╭──

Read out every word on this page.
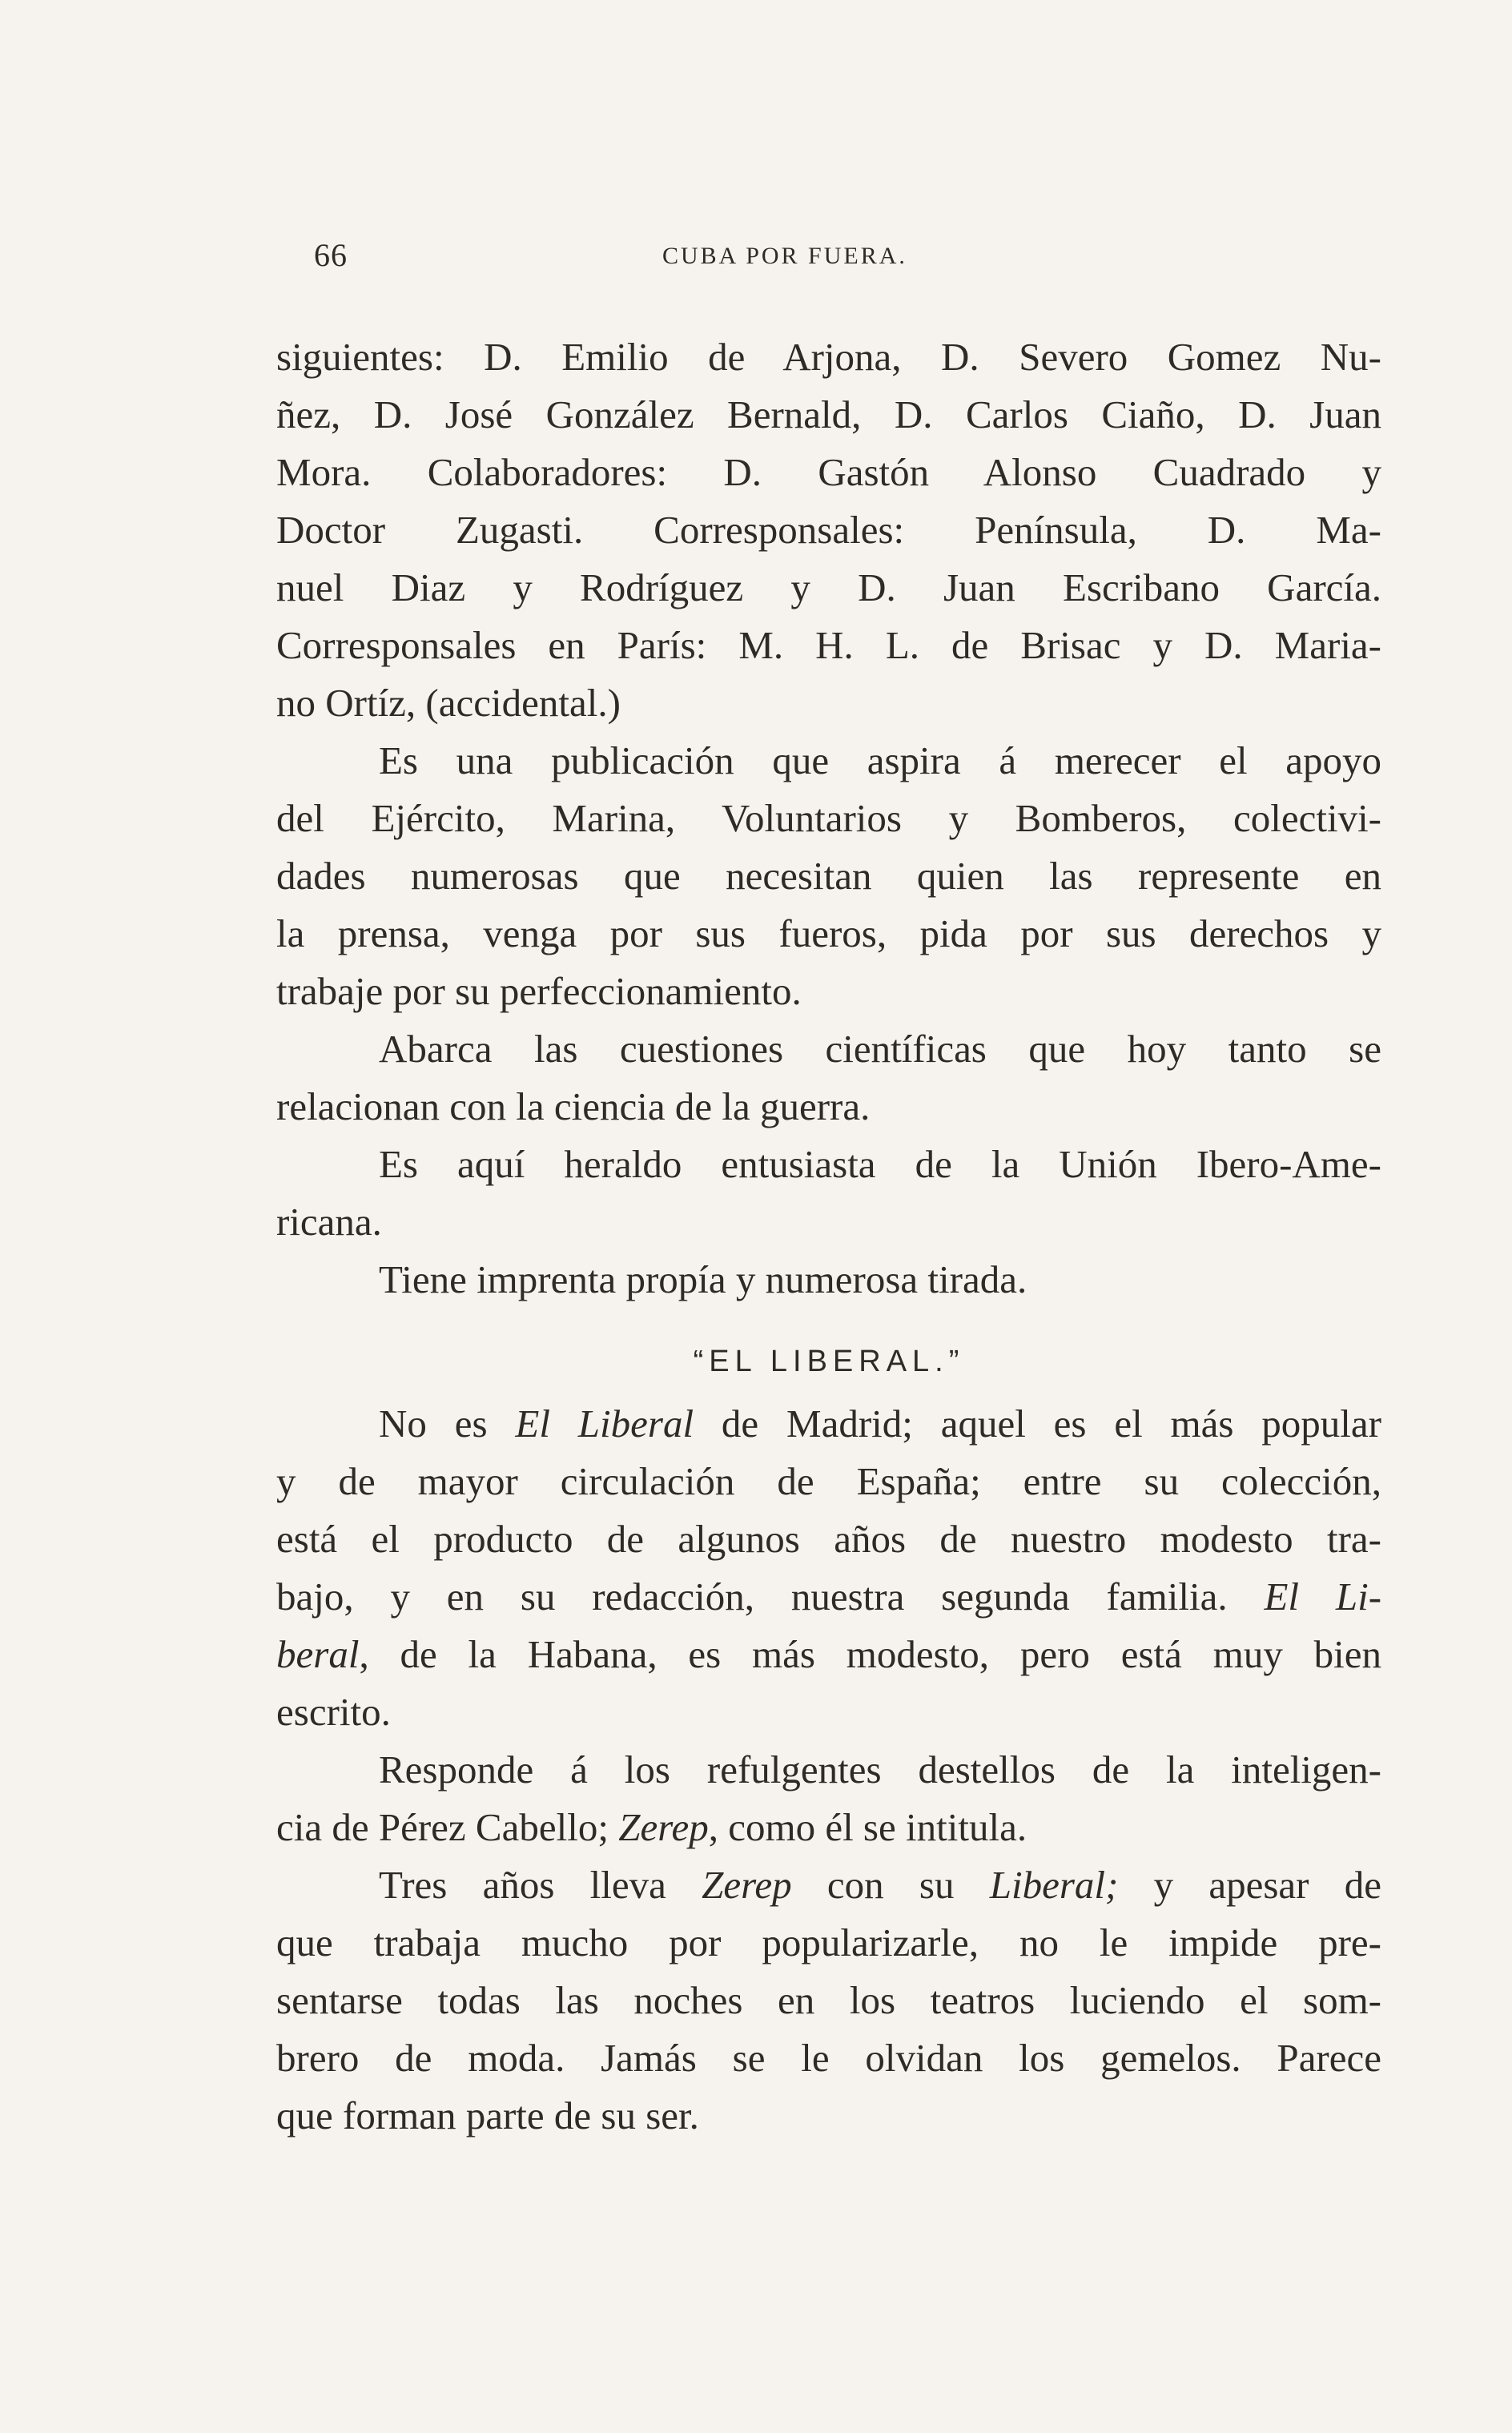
66	CUBA POR FUERA.
siguientes: D. Emilio de Arjona, D. Severo Gomez Nu-
ñez, D. José González Bernald, D. Carlos Ciaño, D. Juan
Mora. Colaboradores: D. Gastón Alonso Cuadrado y
Doctor Zugasti. Corresponsales: Península, D. Ma-
nuel Diaz y Rodríguez y D. Juan Escribano García.
Corresponsales en París: M. H. L. de Brisac y D. Maria-
no Ortíz, (accidental.)
Es una publicación que aspira á merecer el apoyo
del Ejército, Marina, Voluntarios y Bomberos, colectivi-
dades numerosas que necesitan quien las represente en
la prensa, venga por sus fueros, pida por sus derechos y
trabaje por su perfeccionamiento.
Abarca las cuestiones científicas que hoy tanto se
relacionan con la ciencia de la guerra.
Es aquí heraldo entusiasta de la Unión Ibero-Ame-
ricana.
Tiene imprenta propía y numerosa tirada.
“EL LIBERAL.”
No es El Liberal de Madrid; aquel es el más popular
y de mayor circulación de España; entre su colección,
está el producto de algunos años de nuestro modesto tra-
bajo, y en su redacción, nuestra segunda familia. El Li-
beral, de la Habana, es más modesto, pero está muy bien
escrito.
Responde á los refulgentes destellos de la inteligen-
cia de Pérez Cabello; Zerep, como él se intitula.
Tres años lleva Zerep con su Liberal; y apesar de
que trabaja mucho por popularizarle, no le impide pre-
sentarse todas las noches en los teatros luciendo el som-
brero de moda. Jamás se le olvidan los gemelos. Parece
que forman parte de su ser.
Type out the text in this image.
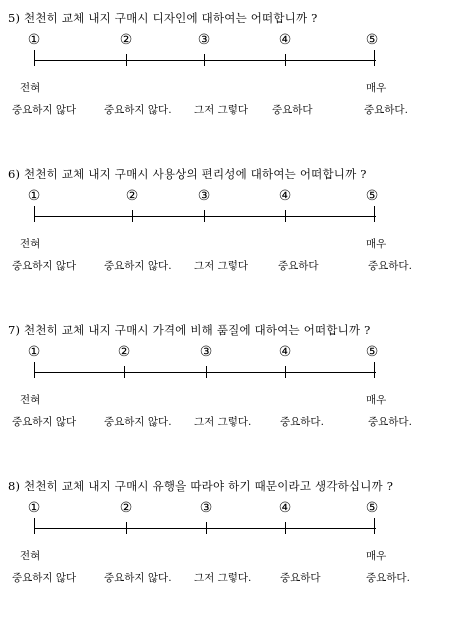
5) 천천히 교체 내지 구매시 디자인에 대하여는 어떠합니까 ?
①	②	③	④	⑤
전혀	매우
중요하지 않다	중요하지 않다. 그저 그렇다 중요하다	중요하다.
6) 천천히 교체 내지 구매시 사용상의 편리성에 대하여는 어떠합니까 ?
①	②	③	④	⑤
전혀	매우
중요하지 않다	중요하지 않다. 그저 그렇다	중요하다	중요하다.
7) 천천히 교체 내지 구매시 가격에 비해 품질에 대하여는 어떠합니까 ?
①	②	③	④	⑤
전혀	매우
중요하지 않다	중요하지 않다. 그저 그렇다.	중요하다.	중요하다.
8) 천천히 교체 내지 구매시 유행을 따라야 하기 때문이라고 생각하십니까 ?
①	②	③	④	⑤
전혀	매우
중요하지 않다	중요하지 않다. 그저 그렇다.	중요하다	중요하다.
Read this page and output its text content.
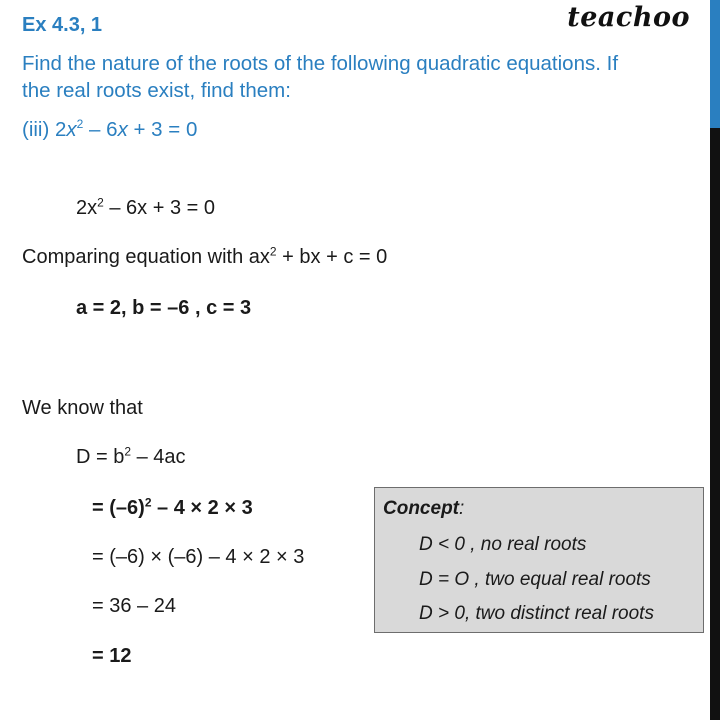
Ex 4.3, 1	teachoo
Find the nature of the roots of the following quadratic equations. If
the real roots exist, find them:
(iii) $2x^2 - 6x + 3 = 0$
$2x^2 - 6x + 3 = 0$
Comparing equation with $ax^2$ + bx + c = 0
a = 2, b = –6 , c = 3
We know that
$D = b^2 - 4ac$
= $(-6)^2 - 4 \times 2 \times 3$
= (–6) × (–6) – 4 × 2 × 3
= 36 – 24
= 12
Concept:
D < 0 , no real roots
D = O , two equal real roots
D > 0, two distinct real roots
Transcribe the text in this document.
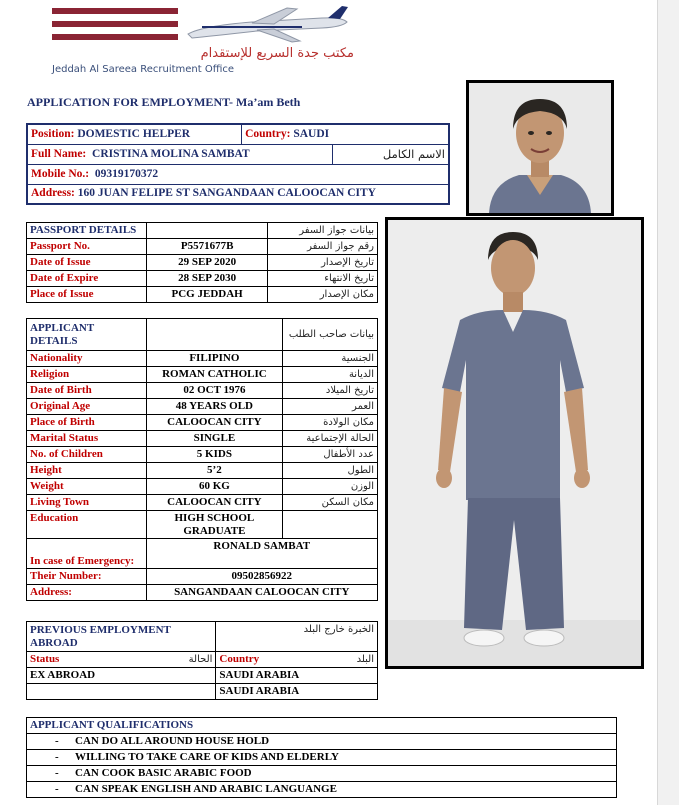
مكتب جدة السريع للإستقدام
Jeddah Al Sareea Recruitment Office
APPLICATION FOR EMPLOYMENT- Ma’am Beth
Position: DOMESTIC HELPER	Country: SAUDI	
Full Name: CRISTINA MOLINA SAMBAT		الاسم الكامل
Mobile No.: 09319170372		
Address: 160 JUAN FELIPE ST SANGANDAAN CALOOCAN CITY		
PASSPORT DETAILS		بيانات جواز السفر
Passport No.	P5571677B	رقم جواز السفر
Date of Issue	29 SEP 2020	تاريخ الإصدار
Date of Expire	28 SEP 2030	تاريخ الانتهاء
Place of Issue	PCG JEDDAH	مكان الإصدار
APPLICANT DETAILS		بيانات صاحب الطلب
Nationality	FILIPINO	الجنسية
Religion	ROMAN CATHOLIC	الديانة
Date of Birth	02 OCT 1976	تاريخ الميلاد
Original Age	48 YEARS OLD	العمر
Place of Birth	CALOOCAN CITY	مكان الولادة
Marital Status	SINGLE	الحالة الإجتماعية
No. of Children	5 KIDS	عدد الأطفال
Height	5’2	الطول
Weight	60 KG	الوزن
Living Town	CALOOCAN CITY	مكان السكن
Education	HIGH SCHOOL GRADUATE	
In case of Emergency:	RONALD SAMBAT	
Their Number:	09502856922	
Address:	SANGANDAAN CALOOCAN CITY	
PREVIOUS EMPLOYMENT ABROAD	الخبرة خارج البلد
Status الحالة	Country البلد

EX ABROAD	SAUDI ARABIA
	SAUDI ARABIA
APPLICANT QUALIFICATIONS
- CAN DO ALL AROUND HOUSE HOLD
- WILLING TO TAKE CARE OF KIDS AND ELDERLY
- CAN COOK BASIC ARABIC FOOD
- CAN SPEAK ENGLISH AND ARABIC LANGUANGE
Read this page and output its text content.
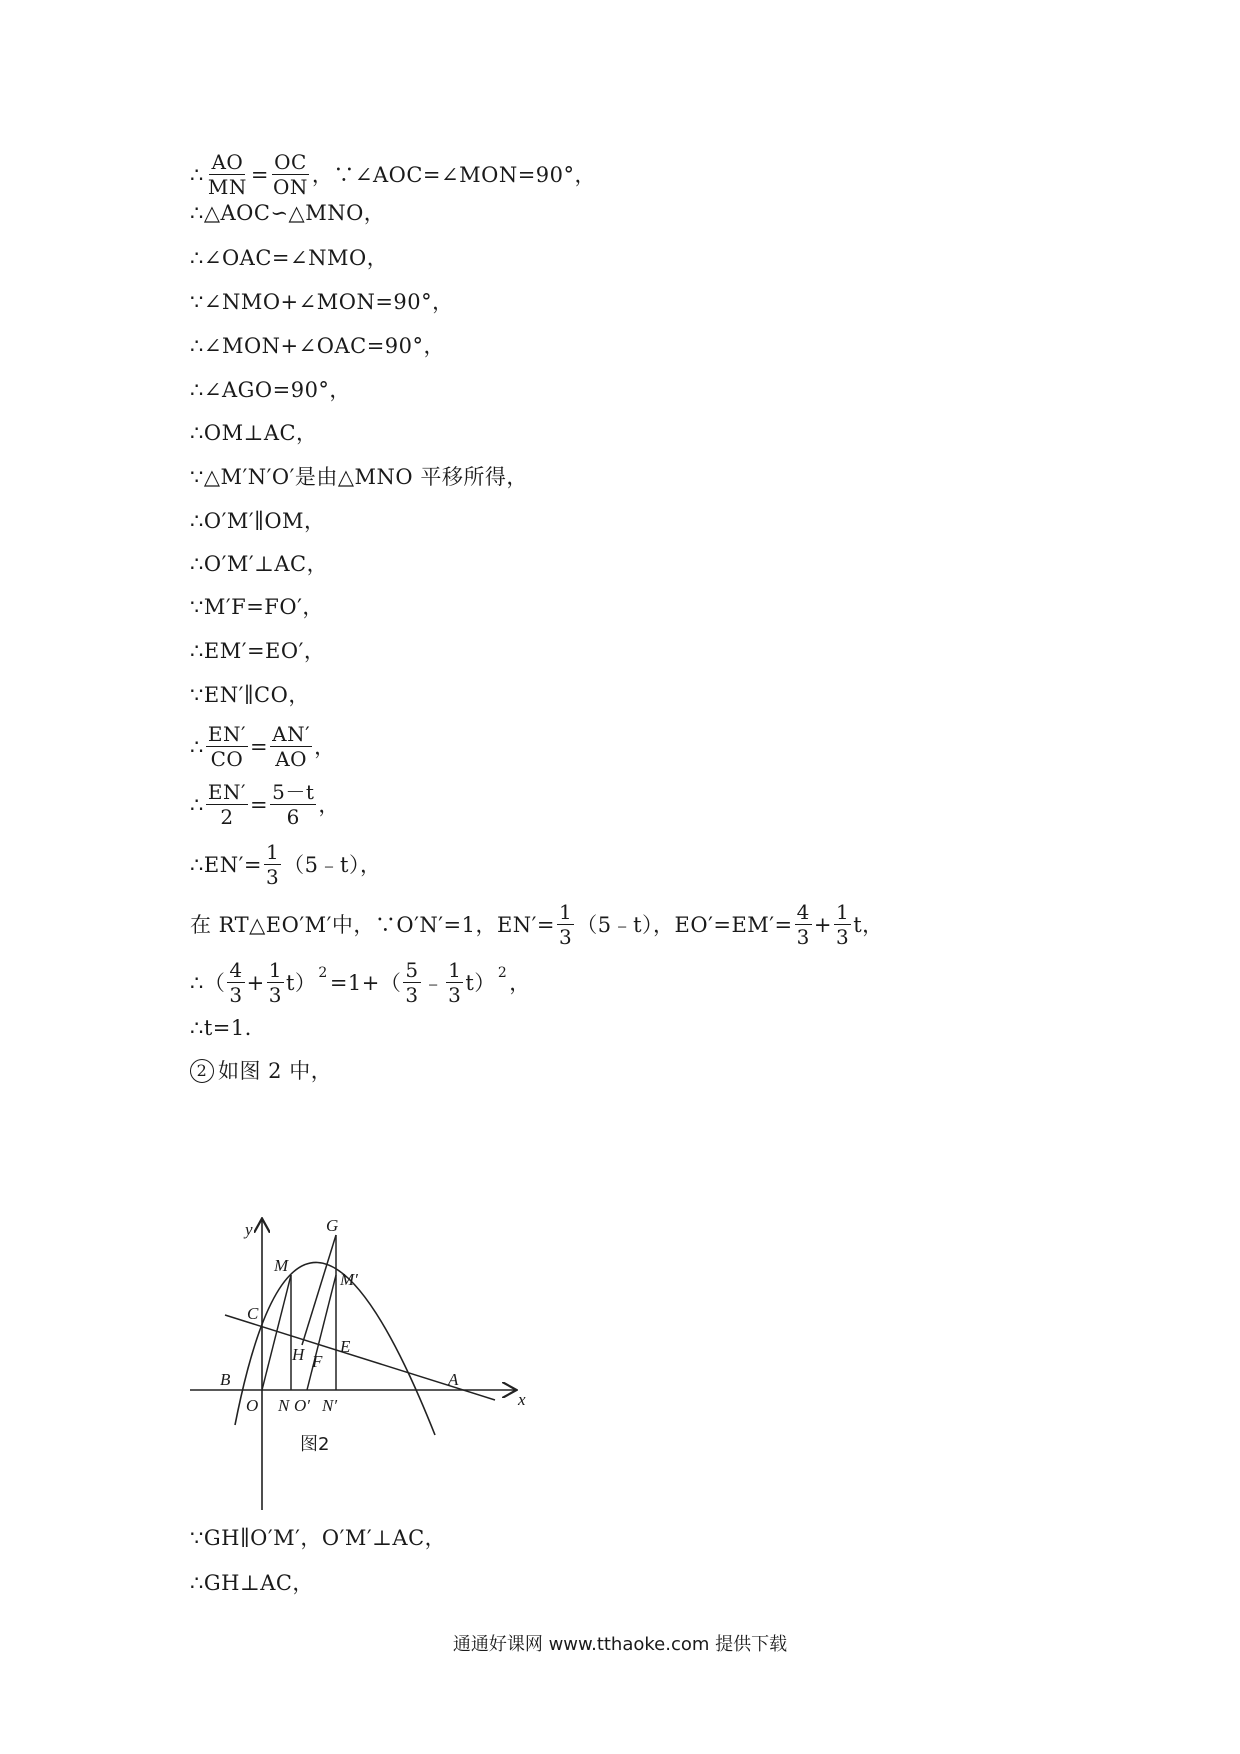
∴ $\frac{AO}{MN} = \frac{OC}{ON}$ ，∵∠AOC=∠MON=90°，
∴△AOC∽△MNO，
∴∠OAC=∠NMO，
∵∠NMO+∠MON=90°，
∴∠MON+∠OAC=90°，
∴∠AGO=90°，
∴OM⊥AC，
∵△M′N′O′是由△MNO 平移所得，
∴O′M′∥OM，
∴O′M′⊥AC，
∵M′F=FO′，
∴EM′=EO′，
∵EN′∥CO，
∴ $\frac{EN'}{CO} = \frac{AN'}{AO}$ ，
∴ $\frac{EN'}{2} = \frac{5-t}{6}$ ，
∴EN′= $\frac{1}{3}$ （5﹣t），
在 RT△EO′M′中，∵O′N′=1，$EN'= \frac{1}{3}$ （5﹣t），$EO'=EM'= \frac{4}{3} + \frac{1}{3}$ t，
∴（ $\frac{4}{3} + \frac{1}{3} t$） $2 =1+( \frac{5}{3}$ ﹣ $\frac{1}{3} t$） 2 ，
∴t=1．
2 如图 2 中，
y
x
G
M
M′
C
E
H F
B	A
O N O′ N′
图2
∵GH∥O′M′，O′M′⊥AC，
∴GH⊥AC，
通通好课网 www.tthaoke.com 提供下载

╰──

> **PROBLEM**:
Read the entries and pick out all lines that include the word "modesto".

> **WORKED SOLUTION**:
está el producto de algunos años de nuestro modesto tra-
beral, de la Habana, es más modesto, pero está muy bien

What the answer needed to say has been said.